Цитируемый отрывок
+ + + +
В 1923 г. Наталья Георгиевна вышла замуж за писателя Сергея Александровича Семенова (1893—1942), очень популярного в свое время. В частности, в 1920—1930-е гг. широкую известность получил его скандальный роман “Наталья Тарпова”. Семья Семеновых жила в Ленинграде в писательском доме — “надстройке” на канале Грибоедова, где их соседями были Слонимский, Каверин, Козаков, Зощенко, Шварц и другие писатели, что поддерживало высокую интеллектуальную атмосферу в семье. Впрочем, пасынком Сергей Семенов заинтересовался только с того момента, когда узнал, что мальчик пишет стихи. В архиве Семеновых сохранилась записка Б. Л. Пастернака, адресованная юному поэту: “Дорогой Глеб! Твой отец рассказал мне, что ты пишешь стихи. Бросай это дело, дружок, тяжелое и неблагодарное ремесло. Твой Б. П.”.

Писательские семьи жили дружно. Жены-подруги обменивались шутливыми мнениями о сыновьях-ровесниках: “Самый красивый — конечно, Миша (будущий актер М. Козаков), самый талантливый — Сережа (будущий композитор С. Слонимский), а самый лучший — Глебушка...” В конце 1920-х гг. Сергей Семенов был назначен директором вновь созданного пушкинского музея-заповедника “Михайловское”, и, хотя пробыл в этой почетной должности недолго, семья вплоть до начала войны каждое лето, а иногда и зиму, проводила в Святых Горах. Здесь были написаны многие стихи Глеба Семенова, составившие его первую, не вышедшую книгу “Парное молоко”. Здесь он проникся любовью к северной природе России, здесь, будучи насквозь горожанином, узнал и понял сердцем быт деревни.
+ + + +
Предоставленные записи
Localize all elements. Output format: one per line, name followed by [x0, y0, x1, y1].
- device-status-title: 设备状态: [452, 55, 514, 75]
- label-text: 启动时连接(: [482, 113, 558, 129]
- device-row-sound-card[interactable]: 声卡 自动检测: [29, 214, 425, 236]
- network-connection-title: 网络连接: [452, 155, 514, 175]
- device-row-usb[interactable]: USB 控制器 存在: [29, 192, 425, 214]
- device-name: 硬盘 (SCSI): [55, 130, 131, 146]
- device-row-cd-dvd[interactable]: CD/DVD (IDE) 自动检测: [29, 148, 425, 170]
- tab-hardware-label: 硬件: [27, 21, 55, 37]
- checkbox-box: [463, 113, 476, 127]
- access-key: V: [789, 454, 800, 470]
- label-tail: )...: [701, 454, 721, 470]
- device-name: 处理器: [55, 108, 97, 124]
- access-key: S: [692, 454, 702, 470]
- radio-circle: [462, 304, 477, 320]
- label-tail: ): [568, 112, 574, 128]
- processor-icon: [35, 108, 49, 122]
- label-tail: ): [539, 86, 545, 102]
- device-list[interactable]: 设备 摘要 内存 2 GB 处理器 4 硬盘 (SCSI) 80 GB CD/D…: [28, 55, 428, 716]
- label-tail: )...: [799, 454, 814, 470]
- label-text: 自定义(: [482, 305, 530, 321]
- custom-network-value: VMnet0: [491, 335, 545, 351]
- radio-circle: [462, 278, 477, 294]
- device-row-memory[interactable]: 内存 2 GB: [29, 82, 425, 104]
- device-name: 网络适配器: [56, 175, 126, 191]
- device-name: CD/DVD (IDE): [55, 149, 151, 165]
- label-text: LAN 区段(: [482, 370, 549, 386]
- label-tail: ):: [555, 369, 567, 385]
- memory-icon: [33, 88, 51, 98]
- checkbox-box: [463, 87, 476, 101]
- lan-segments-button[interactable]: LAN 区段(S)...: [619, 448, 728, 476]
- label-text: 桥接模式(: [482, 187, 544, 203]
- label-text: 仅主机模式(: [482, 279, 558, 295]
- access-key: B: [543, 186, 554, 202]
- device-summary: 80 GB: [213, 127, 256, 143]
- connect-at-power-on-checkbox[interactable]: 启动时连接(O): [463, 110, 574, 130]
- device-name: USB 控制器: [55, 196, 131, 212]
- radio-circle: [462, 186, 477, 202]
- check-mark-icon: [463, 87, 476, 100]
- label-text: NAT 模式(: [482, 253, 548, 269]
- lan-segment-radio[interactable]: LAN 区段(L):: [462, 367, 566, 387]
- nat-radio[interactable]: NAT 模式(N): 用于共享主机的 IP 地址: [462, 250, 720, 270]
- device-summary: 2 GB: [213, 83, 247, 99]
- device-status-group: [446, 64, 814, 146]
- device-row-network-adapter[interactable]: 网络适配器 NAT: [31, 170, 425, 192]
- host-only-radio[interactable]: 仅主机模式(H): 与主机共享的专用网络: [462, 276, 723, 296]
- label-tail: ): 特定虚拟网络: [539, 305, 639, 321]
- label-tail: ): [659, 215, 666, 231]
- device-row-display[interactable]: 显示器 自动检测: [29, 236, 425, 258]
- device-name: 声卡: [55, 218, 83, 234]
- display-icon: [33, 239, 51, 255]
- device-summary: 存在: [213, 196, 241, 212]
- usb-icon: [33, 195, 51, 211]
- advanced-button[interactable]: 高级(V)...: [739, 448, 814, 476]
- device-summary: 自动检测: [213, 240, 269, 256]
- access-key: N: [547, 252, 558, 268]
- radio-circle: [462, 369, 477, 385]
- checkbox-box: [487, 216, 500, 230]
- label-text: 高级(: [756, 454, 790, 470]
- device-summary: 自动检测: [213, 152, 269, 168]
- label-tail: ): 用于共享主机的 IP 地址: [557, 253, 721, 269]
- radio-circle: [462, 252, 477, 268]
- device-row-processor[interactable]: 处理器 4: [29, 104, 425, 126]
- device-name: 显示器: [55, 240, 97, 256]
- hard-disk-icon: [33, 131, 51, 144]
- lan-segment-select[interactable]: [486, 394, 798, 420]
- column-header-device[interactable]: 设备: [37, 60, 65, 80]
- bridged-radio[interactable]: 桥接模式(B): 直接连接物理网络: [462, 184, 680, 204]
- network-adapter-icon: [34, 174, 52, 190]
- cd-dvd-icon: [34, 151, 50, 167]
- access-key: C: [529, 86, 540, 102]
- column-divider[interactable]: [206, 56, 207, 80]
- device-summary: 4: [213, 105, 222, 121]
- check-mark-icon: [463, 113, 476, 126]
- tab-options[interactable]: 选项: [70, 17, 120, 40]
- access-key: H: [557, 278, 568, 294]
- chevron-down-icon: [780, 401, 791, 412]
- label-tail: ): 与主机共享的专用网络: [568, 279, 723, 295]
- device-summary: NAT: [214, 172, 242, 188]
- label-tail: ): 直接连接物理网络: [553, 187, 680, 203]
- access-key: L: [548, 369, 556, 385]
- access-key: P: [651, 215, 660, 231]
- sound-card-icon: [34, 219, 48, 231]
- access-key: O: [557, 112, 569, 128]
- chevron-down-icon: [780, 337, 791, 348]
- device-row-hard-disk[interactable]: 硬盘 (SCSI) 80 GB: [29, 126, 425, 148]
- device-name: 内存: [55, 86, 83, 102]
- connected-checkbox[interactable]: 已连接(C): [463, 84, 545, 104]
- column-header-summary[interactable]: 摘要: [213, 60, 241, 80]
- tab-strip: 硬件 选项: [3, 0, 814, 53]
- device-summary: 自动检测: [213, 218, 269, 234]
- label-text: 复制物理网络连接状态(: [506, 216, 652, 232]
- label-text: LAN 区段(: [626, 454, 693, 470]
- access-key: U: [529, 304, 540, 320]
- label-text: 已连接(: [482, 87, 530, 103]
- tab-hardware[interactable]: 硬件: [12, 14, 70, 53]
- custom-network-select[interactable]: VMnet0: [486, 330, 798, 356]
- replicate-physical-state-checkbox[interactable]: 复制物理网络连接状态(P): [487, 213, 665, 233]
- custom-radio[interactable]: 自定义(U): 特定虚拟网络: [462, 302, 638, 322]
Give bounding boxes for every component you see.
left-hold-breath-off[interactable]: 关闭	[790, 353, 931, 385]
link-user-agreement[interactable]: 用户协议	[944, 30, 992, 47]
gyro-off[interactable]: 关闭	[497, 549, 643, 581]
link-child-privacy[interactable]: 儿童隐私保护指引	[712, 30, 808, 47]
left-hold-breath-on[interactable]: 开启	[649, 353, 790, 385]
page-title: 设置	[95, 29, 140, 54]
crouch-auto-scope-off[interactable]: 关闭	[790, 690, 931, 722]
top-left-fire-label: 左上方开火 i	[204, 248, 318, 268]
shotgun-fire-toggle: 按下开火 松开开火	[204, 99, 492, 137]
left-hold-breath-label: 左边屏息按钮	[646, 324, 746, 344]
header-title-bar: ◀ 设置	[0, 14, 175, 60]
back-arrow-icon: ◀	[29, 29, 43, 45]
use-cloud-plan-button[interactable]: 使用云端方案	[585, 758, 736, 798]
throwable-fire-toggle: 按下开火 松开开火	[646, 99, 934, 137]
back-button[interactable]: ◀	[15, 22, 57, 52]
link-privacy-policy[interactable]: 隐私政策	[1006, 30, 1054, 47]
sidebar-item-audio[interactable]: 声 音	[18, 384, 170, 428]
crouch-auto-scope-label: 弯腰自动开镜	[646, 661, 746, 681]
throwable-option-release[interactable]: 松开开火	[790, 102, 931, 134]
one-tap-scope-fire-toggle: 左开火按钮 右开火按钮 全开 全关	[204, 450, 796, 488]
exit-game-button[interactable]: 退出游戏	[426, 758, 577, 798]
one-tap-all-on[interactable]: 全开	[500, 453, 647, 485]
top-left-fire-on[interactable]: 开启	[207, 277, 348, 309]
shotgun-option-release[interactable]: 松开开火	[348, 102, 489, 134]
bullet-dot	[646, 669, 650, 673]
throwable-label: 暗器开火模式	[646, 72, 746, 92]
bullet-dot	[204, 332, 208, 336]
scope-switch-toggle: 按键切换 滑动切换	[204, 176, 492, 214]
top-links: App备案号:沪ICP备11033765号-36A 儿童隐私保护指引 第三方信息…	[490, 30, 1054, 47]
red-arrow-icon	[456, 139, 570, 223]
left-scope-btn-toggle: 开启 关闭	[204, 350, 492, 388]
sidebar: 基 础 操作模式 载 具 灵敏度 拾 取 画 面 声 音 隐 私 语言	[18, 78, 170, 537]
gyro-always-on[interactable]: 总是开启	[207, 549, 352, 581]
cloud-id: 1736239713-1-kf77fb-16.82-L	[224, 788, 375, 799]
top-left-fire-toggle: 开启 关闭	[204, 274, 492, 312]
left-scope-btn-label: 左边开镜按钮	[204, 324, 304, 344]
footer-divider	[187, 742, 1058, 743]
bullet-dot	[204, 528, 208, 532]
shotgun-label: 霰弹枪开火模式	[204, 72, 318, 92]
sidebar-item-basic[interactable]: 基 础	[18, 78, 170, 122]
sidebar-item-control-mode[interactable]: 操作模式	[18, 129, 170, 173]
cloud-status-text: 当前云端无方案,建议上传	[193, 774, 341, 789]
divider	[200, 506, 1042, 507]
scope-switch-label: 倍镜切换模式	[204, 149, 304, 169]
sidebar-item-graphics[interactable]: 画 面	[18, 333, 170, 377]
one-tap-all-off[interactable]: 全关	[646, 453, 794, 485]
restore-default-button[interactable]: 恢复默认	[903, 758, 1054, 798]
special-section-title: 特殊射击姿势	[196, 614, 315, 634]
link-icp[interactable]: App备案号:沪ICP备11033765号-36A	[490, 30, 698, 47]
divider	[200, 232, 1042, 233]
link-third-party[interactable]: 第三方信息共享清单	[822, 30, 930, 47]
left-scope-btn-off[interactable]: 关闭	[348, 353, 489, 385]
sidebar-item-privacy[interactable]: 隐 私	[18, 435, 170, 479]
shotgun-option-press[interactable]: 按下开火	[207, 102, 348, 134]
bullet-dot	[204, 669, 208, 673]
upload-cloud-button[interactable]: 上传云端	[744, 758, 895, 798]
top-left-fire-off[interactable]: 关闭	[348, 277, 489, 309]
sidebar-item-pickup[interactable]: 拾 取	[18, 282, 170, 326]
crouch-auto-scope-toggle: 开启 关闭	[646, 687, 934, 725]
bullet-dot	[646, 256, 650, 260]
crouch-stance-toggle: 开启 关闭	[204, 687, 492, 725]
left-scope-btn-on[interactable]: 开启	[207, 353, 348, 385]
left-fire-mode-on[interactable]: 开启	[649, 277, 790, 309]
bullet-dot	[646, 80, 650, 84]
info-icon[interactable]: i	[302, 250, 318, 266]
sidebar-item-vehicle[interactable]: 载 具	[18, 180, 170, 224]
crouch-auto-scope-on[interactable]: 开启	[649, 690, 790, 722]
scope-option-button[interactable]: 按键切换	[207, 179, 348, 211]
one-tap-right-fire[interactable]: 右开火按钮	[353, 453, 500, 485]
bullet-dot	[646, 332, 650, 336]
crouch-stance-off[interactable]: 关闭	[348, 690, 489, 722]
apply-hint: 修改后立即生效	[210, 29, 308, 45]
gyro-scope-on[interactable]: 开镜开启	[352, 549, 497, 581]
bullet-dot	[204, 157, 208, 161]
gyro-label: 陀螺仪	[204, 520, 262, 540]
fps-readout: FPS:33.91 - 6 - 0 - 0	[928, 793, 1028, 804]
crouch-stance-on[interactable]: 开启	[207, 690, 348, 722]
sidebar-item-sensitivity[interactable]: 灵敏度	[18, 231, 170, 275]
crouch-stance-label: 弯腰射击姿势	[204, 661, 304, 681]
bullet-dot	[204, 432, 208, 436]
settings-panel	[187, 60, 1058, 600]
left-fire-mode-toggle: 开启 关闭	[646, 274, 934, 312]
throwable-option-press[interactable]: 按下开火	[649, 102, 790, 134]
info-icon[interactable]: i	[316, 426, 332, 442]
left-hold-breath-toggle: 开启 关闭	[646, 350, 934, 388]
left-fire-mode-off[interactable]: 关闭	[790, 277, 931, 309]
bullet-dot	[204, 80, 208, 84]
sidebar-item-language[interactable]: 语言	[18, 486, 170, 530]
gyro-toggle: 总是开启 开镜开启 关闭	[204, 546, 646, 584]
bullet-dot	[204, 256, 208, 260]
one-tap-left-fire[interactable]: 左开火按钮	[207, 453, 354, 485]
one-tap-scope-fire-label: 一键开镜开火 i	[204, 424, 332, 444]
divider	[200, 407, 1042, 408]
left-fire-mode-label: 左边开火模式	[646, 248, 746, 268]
+ + + +
Что сделать
1) Перепишите из отрывка о семье Семеновых часть, которая начинается со слов «Писательские семьи жили» и заканчивается словами «сердцем быт деревни.».
2) Повторите слово в слово записи с самого их начала до строки с «- memory-icon: [33, 88, 51, 98]» включительно.

Ожидаемые ответы
1)
Писательские семьи жили дружно. Жены-подруги обменивались шутливыми мнениями о сыновьях-ровесниках: “Самый красивый — конечно, Миша (будущий актер М. Козаков), самый талантливый — Сережа (будущий композитор С. Слонимский), а самый лучший — Глебушка...” В конце 1920-х гг. Сергей Семенов был назначен директором вновь созданного пушкинского музея-заповедника “Михайловское”, и, хотя пробыл в этой почетной должности недолго, семья вплоть до начала войны каждое лето, а иногда и зиму, проводила в Святых Горах. Здесь были написаны многие стихи Глеба Семенова, составившие его первую, не вышедшую книгу “Парное молоко”. Здесь он проникся любовью к северной природе России, здесь, будучи насквозь горожанином, узнал и понял сердцем быт деревни.

2)
Localize all elements. Output format: one per line, name followed by [x0, y0, x1, y1].
- device-status-title: 设备状态: [452, 55, 514, 75]
- label-text: 启动时连接(: [482, 113, 558, 129]
- device-row-sound-card[interactable]: 声卡 自动检测: [29, 214, 425, 236]
- network-connection-title: 网络连接: [452, 155, 514, 175]
- device-row-usb[interactable]: USB 控制器 存在: [29, 192, 425, 214]
- device-name: 硬盘 (SCSI): [55, 130, 131, 146]
- device-row-cd-dvd[interactable]: CD/DVD (IDE) 自动检测: [29, 148, 425, 170]
- tab-hardware-label: 硬件: [27, 21, 55, 37]
- checkbox-box: [463, 113, 476, 127]
- access-key: V: [789, 454, 800, 470]
- label-tail: )...: [701, 454, 721, 470]
- device-name: 处理器: [55, 108, 97, 124]
- access-key: S: [692, 454, 702, 470]
- radio-circle: [462, 304, 477, 320]
- label-tail: ): [568, 112, 574, 128]
- processor-icon: [35, 108, 49, 122]
- label-tail: ): [539, 86, 545, 102]
- device-list[interactable]: 设备 摘要 内存 2 GB 处理器 4 硬盘 (SCSI) 80 GB CD/D…: [28, 55, 428, 716]
- label-tail: )...: [799, 454, 814, 470]
- label-text: 自定义(: [482, 305, 530, 321]
- custom-network-value: VMnet0: [491, 335, 545, 351]
- radio-circle: [462, 278, 477, 294]
- device-row-memory[interactable]: 内存 2 GB: [29, 82, 425, 104]
- device-name: 网络适配器: [56, 175, 126, 191]
- device-name: CD/DVD (IDE): [55, 149, 151, 165]
- label-text: LAN 区段(: [482, 370, 549, 386]
- label-tail: ):: [555, 369, 567, 385]
- memory-icon: [33, 88, 51, 98]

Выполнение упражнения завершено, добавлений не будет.